__Exercise description__.
Wherever the word "Menteri" shows up in a line, please copy that line.

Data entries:

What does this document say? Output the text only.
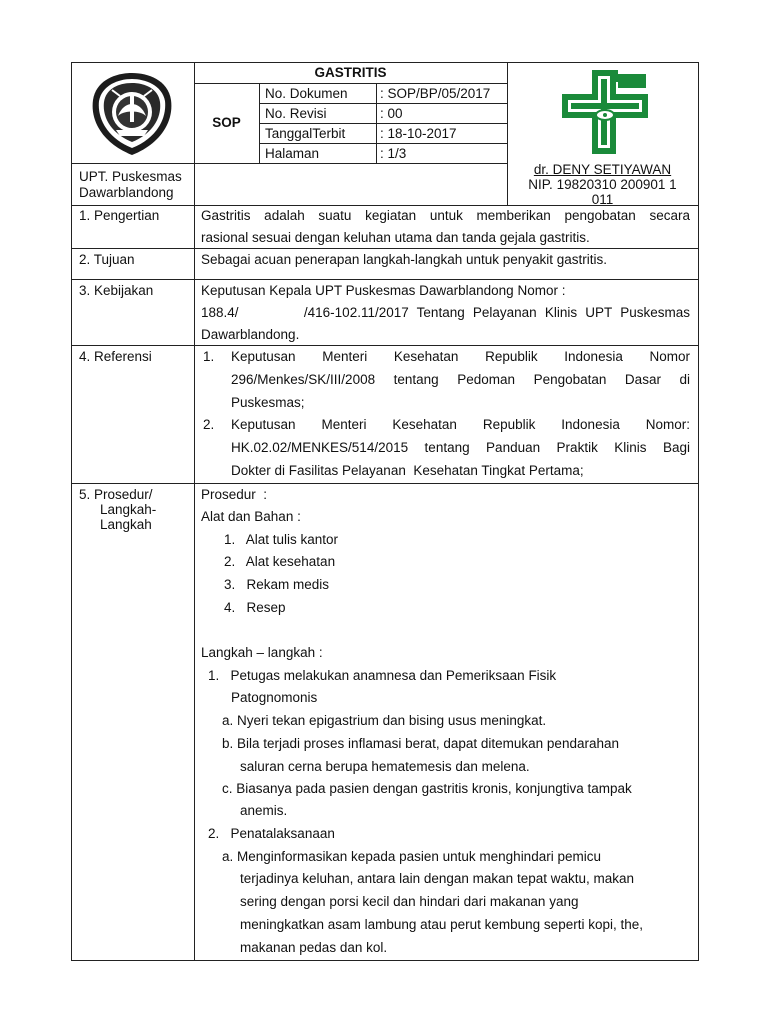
GASTRITIS
SOP
No. Dokumen : SOP/BP/05/2017
No. Revisi	: 00
TanggalTerbit	: 18-10-2017
Halaman	: 1/3
UPT. Puskesmas
Dawarblandong
dr. DENY SETIYAWAN
NIP. 19820310 200901 1
011
1. Pengertian	Gastritis adalah suatu kegiatan untuk memberikan pengobatan secara
rasional sesuai dengan keluhan utama dan tanda gejala gastritis.
2. Tujuan	Sebagai acuan penerapan langkah-langkah untuk penyakit gastritis.
3. Kebijakan	Keputusan Kepala UPT Puskesmas Dawarblandong Nomor :
188.4/        /416-102.11/2017 Tentang Pelayanan Klinis UPT Puskesmas
Dawarblandong.
4. Referensi	1. Keputusan Menteri Kesehatan Republik Indonesia Nomor
296/Menkes/SK/III/2008 tentang Pedoman Pengobatan Dasar di
Puskesmas;
2. Keputusan Menteri Kesehatan Republik Indonesia Nomor:
HK.02.02/MENKES/514/2015 tentang Panduan Praktik Klinis Bagi
Dokter di Fasilitas Pelayanan  Kesehatan Tingkat Pertama;
5. Prosedur/
Langkah-
Langkah
Prosedur  :
Alat dan Bahan :
1.   Alat tulis kantor
2.   Alat kesehatan
3.   Rekam medis
4.   Resep
Langkah – langkah :
1.   Petugas melakukan anamnesa dan Pemeriksaan Fisik
Patognomonis
a. Nyeri tekan epigastrium dan bising usus meningkat.
b. Bila terjadi proses inflamasi berat, dapat ditemukan pendarahan
saluran cerna berupa hematemesis dan melena.
c. Biasanya pada pasien dengan gastritis kronis, konjungtiva tampak
anemis.
2.   Penatalaksanaan
a. Menginformasikan kepada pasien untuk menghindari pemicu
terjadinya keluhan, antara lain dengan makan tepat waktu, makan
sering dengan porsi kecil dan hindari dari makanan yang
meningkatkan asam lambung atau perut kembung seperti kopi, the,
makanan pedas dan kol.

__Result for this exercise__.
4. Referensi	1. Keputusan Menteri Kesehatan Republik Indonesia Nomor
2. Keputusan Menteri Kesehatan Republik Indonesia Nomor:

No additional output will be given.